◆ Records that describe figures:
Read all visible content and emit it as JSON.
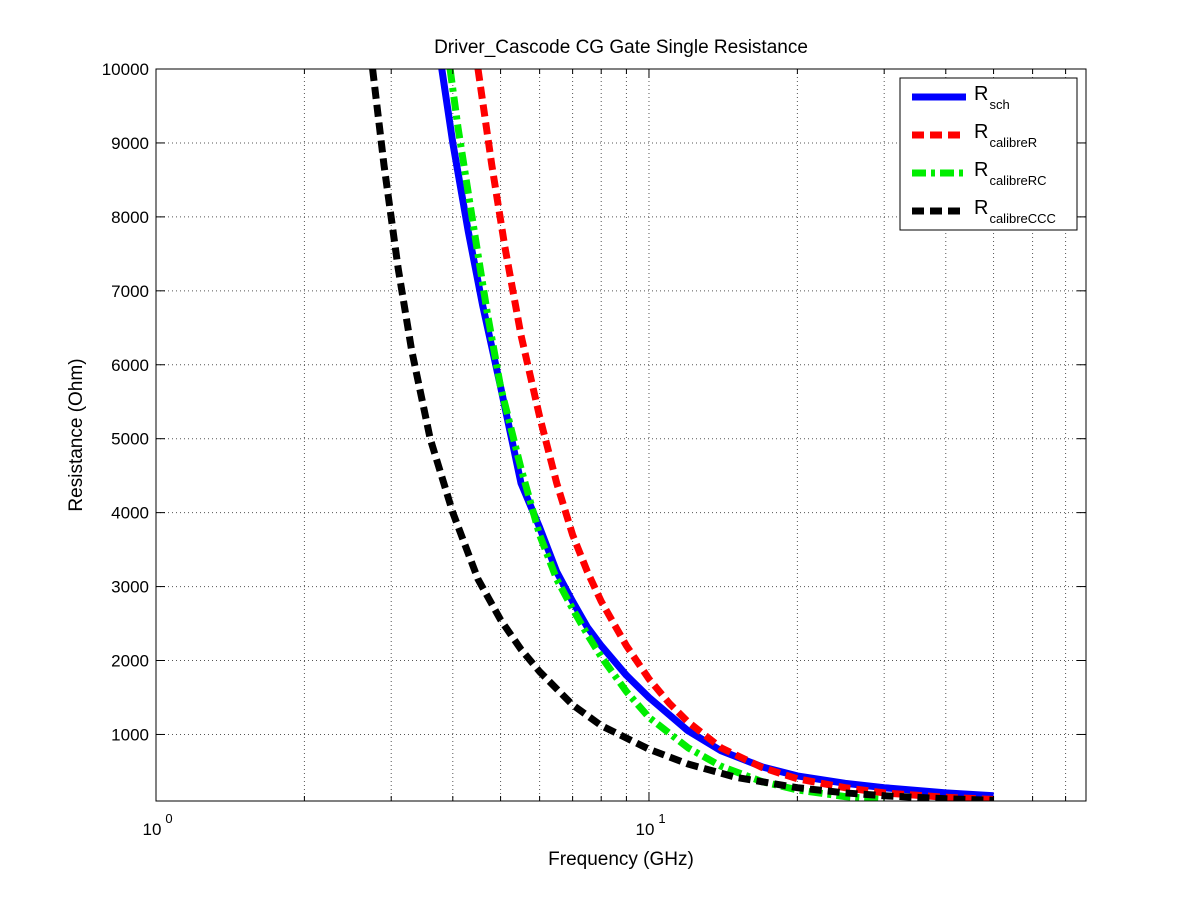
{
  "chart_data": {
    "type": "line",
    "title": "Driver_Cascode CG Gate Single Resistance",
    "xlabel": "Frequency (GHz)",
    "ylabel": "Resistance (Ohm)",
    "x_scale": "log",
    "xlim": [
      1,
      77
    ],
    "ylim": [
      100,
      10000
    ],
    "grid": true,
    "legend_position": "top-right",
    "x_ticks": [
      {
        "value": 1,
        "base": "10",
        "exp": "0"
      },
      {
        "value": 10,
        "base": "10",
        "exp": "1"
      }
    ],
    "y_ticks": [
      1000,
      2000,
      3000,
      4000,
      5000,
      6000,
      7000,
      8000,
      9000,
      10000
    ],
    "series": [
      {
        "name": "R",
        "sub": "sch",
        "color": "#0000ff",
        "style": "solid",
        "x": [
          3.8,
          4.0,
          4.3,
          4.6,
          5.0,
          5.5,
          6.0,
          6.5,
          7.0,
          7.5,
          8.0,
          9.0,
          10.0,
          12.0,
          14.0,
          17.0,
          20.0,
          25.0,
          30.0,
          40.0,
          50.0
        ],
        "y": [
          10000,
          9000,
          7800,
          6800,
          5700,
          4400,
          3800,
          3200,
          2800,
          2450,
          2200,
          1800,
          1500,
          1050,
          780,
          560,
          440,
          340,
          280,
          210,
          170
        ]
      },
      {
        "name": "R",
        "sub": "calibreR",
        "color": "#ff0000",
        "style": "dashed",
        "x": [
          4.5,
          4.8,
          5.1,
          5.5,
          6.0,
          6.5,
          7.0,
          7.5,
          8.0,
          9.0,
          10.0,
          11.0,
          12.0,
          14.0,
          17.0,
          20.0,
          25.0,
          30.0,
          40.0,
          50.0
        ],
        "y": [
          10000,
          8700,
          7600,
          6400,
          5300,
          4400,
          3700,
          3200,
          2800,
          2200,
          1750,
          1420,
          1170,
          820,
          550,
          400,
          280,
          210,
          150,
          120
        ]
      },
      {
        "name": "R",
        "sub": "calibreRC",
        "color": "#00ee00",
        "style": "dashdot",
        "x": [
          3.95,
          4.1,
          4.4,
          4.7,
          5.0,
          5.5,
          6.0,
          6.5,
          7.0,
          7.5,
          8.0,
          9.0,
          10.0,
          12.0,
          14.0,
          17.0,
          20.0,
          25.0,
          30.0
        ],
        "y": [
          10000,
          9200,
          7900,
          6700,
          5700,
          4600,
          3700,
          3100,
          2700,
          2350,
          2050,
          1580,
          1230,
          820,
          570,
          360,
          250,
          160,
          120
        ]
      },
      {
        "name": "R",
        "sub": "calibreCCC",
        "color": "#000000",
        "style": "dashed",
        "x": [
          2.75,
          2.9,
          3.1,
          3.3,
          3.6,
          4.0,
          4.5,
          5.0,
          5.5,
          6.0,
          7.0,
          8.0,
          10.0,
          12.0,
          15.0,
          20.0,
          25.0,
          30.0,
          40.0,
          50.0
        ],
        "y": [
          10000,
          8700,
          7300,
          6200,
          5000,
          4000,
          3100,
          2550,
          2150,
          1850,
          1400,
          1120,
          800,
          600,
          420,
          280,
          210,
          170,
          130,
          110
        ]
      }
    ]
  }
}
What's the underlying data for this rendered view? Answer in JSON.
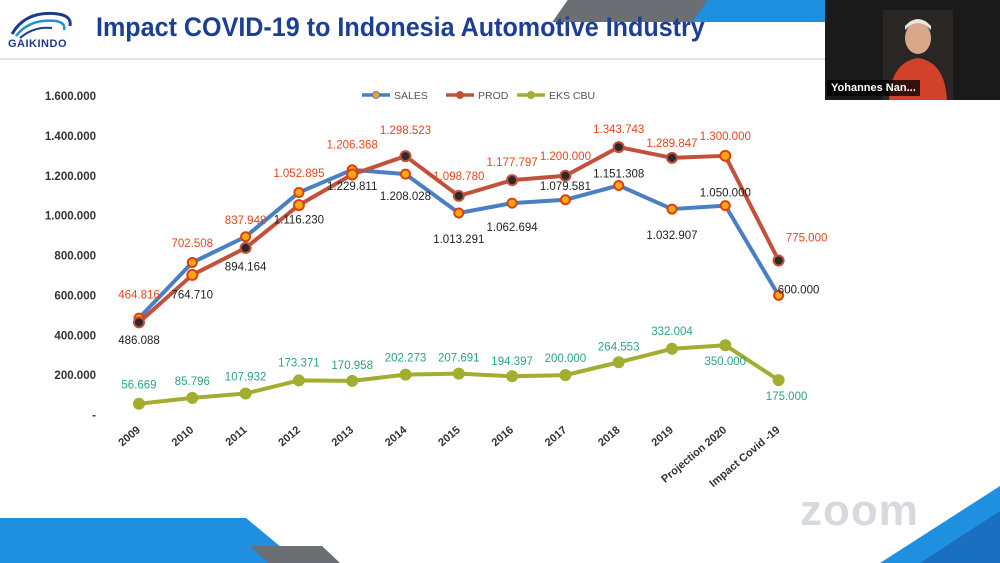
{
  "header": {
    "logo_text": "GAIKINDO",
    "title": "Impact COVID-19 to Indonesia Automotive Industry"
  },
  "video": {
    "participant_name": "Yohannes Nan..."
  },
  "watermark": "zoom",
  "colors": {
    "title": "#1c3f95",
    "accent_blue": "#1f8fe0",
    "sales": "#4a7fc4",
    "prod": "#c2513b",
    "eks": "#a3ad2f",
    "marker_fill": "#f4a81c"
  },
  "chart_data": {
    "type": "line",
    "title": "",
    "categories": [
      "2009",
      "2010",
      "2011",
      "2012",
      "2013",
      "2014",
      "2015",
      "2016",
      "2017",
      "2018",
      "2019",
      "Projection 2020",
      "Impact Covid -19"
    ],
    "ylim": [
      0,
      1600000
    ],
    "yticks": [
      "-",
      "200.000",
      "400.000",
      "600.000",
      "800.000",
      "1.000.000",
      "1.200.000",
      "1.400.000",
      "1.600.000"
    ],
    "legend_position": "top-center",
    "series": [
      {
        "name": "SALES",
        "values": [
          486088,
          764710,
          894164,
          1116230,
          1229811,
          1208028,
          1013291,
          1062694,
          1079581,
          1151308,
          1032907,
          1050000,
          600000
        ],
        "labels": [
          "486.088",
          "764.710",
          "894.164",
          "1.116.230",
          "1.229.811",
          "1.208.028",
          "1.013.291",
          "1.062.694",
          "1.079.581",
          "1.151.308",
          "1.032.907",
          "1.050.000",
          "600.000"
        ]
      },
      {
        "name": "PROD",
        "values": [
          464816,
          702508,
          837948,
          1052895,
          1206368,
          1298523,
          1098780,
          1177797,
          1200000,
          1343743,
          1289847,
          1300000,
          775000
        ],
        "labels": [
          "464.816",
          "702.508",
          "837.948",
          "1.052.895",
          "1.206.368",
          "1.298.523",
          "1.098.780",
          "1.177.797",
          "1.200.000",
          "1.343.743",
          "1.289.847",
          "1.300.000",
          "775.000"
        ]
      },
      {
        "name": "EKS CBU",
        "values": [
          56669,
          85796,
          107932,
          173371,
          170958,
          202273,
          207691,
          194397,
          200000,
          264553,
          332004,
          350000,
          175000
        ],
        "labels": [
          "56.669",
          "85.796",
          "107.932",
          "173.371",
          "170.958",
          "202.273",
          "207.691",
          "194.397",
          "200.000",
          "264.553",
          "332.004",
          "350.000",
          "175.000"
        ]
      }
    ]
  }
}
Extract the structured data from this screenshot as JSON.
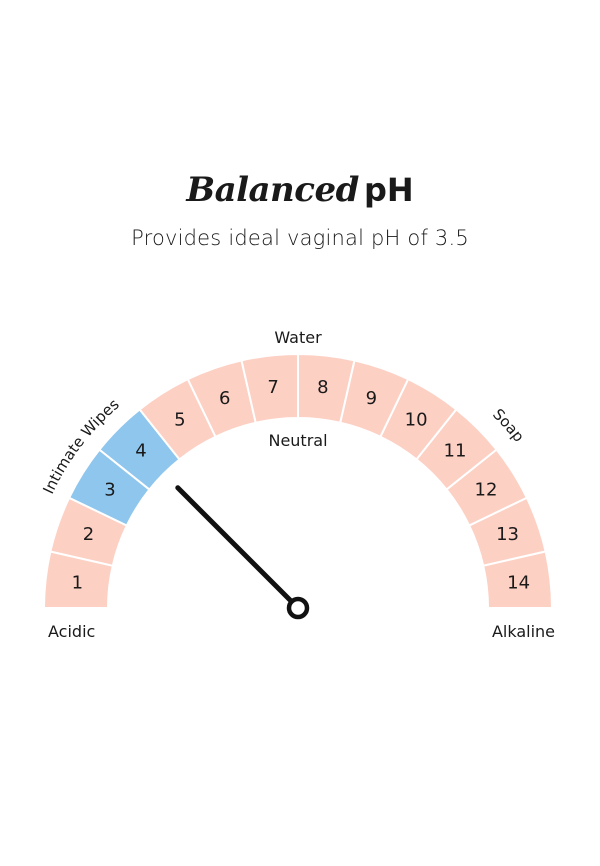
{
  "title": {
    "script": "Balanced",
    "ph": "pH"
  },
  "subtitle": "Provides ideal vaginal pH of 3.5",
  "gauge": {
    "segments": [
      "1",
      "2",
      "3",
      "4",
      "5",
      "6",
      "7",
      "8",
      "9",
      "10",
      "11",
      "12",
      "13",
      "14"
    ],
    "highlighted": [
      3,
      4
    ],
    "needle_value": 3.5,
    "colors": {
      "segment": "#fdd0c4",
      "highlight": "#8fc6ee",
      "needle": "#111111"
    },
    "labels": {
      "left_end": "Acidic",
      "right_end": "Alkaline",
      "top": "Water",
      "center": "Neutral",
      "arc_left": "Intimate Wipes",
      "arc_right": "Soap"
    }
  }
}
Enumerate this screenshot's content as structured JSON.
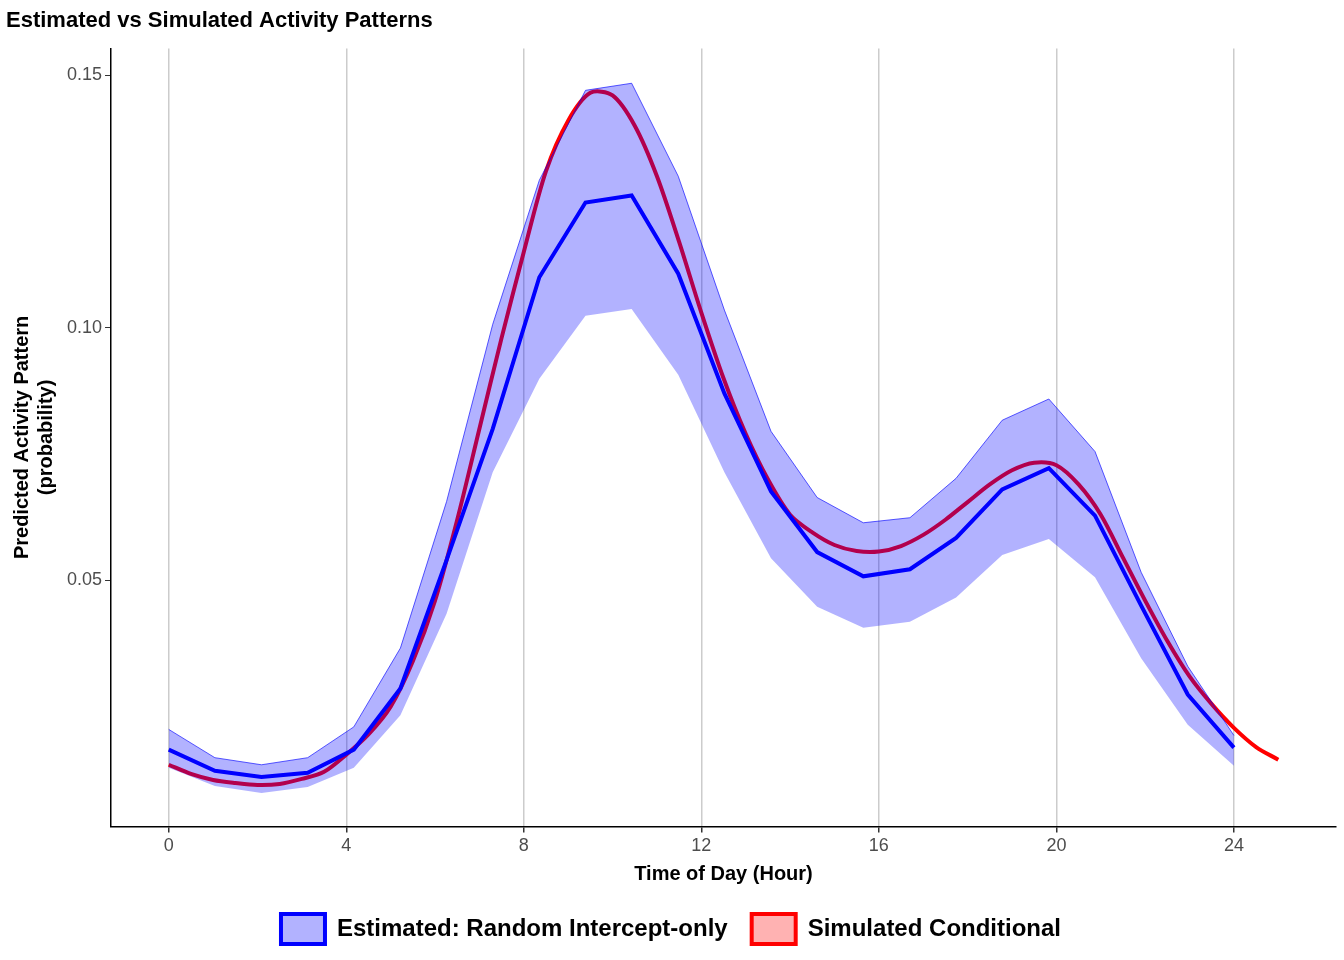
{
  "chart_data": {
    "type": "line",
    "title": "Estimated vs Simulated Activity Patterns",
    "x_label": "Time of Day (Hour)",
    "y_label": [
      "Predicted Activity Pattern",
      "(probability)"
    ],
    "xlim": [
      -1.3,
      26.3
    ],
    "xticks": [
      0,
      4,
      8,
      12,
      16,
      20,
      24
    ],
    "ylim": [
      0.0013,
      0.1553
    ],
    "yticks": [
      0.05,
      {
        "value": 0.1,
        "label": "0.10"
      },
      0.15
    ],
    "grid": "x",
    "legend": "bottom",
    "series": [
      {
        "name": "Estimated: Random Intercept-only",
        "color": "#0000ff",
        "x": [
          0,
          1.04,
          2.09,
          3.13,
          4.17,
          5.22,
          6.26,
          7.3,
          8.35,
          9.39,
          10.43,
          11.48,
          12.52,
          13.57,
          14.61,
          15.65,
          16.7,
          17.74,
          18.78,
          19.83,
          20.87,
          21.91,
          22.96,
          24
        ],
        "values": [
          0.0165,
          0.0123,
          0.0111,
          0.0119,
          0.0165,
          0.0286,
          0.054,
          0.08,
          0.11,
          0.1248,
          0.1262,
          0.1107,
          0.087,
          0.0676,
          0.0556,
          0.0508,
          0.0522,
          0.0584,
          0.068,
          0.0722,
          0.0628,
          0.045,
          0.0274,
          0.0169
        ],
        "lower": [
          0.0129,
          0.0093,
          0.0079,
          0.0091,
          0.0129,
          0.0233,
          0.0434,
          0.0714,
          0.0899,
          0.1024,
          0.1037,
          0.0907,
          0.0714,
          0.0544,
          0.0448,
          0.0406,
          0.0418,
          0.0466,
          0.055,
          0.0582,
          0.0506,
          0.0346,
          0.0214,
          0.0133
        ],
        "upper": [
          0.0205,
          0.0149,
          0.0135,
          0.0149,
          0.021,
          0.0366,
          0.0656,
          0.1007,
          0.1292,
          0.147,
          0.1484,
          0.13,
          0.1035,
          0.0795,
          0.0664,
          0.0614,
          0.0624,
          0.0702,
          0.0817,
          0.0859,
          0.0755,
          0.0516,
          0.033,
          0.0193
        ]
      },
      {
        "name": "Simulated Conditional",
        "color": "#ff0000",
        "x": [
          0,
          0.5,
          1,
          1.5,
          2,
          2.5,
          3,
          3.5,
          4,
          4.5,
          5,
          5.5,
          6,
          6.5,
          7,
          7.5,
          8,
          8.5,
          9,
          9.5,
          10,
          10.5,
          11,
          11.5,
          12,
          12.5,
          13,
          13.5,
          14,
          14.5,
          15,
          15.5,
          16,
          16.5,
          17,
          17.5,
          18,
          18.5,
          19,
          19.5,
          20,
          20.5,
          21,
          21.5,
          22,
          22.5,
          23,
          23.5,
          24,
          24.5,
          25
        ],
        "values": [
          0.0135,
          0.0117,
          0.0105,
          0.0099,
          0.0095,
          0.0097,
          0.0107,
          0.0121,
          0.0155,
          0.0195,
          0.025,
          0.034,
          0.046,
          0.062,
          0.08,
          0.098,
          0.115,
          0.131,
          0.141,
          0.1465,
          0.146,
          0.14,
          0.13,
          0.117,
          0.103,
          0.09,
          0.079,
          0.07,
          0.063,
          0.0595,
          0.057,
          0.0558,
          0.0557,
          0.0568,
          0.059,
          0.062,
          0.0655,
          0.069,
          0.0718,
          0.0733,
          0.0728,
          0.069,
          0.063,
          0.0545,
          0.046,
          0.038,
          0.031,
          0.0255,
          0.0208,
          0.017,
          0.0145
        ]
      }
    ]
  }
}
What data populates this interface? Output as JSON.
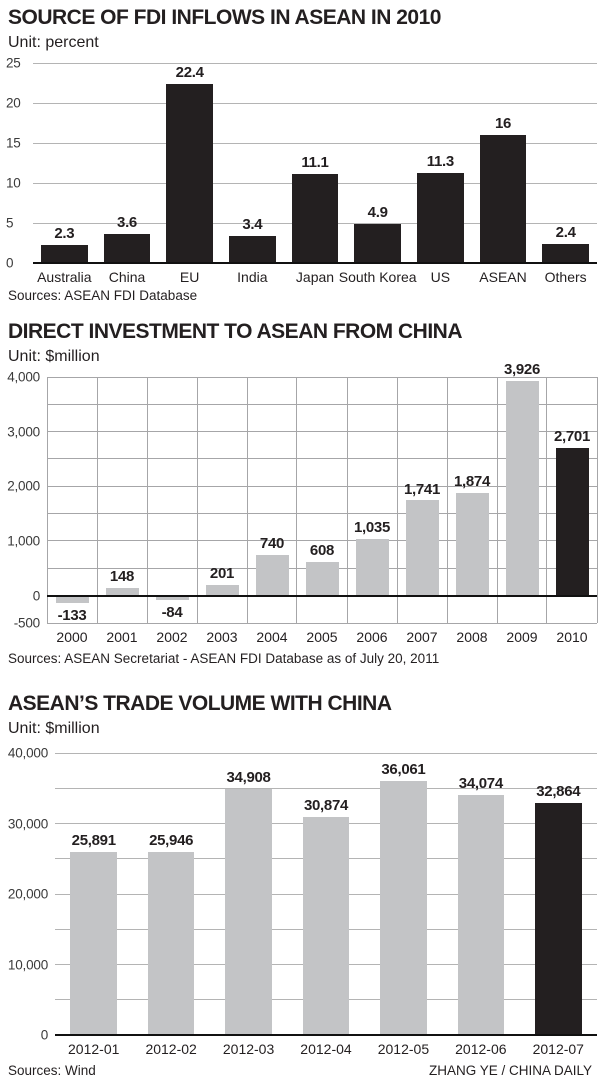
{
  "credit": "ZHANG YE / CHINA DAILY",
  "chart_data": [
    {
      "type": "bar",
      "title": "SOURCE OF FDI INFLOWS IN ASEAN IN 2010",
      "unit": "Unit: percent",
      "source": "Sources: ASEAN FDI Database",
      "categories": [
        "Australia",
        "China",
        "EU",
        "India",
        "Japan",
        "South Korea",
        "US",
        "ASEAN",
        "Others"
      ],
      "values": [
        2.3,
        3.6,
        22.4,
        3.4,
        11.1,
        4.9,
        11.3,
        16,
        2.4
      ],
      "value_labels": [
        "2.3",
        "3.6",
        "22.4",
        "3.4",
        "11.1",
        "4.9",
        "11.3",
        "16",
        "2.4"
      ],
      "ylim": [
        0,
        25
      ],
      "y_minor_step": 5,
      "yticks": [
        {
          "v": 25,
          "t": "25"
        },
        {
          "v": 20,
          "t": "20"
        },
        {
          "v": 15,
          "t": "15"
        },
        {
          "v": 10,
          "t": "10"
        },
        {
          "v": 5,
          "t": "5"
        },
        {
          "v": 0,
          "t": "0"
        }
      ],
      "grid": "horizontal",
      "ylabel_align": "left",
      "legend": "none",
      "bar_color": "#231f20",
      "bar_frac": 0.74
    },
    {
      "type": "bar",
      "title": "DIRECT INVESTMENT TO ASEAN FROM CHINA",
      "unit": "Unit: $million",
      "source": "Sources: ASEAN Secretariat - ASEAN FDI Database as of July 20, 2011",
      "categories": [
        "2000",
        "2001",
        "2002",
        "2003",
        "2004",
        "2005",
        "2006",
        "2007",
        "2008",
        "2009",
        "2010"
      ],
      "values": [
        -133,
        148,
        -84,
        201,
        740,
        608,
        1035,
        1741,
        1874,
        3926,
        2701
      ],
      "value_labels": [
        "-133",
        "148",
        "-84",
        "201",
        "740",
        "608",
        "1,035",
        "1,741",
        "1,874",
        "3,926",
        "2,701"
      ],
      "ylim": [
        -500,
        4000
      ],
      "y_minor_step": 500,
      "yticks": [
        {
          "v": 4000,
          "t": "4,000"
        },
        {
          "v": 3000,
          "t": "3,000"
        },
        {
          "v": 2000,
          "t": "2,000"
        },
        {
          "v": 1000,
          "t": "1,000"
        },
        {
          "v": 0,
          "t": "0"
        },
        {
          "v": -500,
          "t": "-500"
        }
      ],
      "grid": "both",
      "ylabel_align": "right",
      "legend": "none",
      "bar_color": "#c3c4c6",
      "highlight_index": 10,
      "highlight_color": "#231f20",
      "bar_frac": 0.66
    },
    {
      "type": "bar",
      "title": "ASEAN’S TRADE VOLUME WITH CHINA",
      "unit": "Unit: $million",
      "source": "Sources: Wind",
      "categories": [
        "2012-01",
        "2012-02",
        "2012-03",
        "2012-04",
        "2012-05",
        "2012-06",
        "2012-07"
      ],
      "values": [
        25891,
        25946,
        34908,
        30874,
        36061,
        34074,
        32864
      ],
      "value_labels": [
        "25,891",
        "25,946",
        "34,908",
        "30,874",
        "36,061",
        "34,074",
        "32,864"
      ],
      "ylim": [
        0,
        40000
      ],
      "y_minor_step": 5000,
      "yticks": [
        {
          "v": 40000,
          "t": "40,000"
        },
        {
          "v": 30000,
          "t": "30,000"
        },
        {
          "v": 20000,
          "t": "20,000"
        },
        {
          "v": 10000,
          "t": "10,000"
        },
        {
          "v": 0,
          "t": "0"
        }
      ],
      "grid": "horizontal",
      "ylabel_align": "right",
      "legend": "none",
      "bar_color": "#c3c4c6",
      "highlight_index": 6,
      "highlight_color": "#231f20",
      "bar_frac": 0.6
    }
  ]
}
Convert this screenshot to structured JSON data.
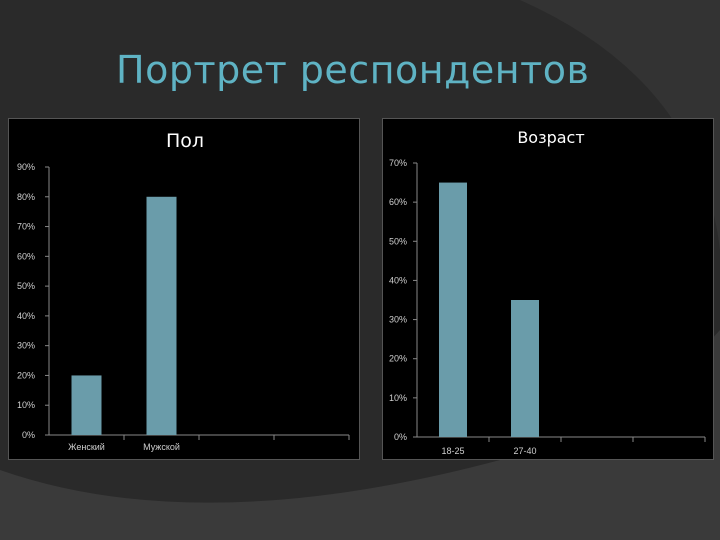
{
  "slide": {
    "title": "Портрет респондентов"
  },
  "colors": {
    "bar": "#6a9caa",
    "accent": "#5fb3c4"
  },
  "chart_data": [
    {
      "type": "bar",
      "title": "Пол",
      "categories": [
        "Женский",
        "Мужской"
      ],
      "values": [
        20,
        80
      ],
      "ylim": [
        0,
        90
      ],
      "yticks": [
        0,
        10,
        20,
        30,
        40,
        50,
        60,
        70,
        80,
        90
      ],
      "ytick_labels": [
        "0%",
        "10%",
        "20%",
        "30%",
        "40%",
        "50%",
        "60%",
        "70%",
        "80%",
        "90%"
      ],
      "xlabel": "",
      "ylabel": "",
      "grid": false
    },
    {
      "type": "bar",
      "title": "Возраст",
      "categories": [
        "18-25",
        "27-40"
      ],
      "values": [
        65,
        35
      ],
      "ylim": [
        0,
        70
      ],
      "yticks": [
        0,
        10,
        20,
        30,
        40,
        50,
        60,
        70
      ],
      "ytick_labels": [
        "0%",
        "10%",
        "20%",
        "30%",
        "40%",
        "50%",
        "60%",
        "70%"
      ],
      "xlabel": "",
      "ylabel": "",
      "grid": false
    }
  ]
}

◆ INSTRUCTION:
Search the records for the word "center". Copy every line that has it.

◆ WRITTEN ANSWER:
    "legend_position": "top-center",
      "center": "Neutral",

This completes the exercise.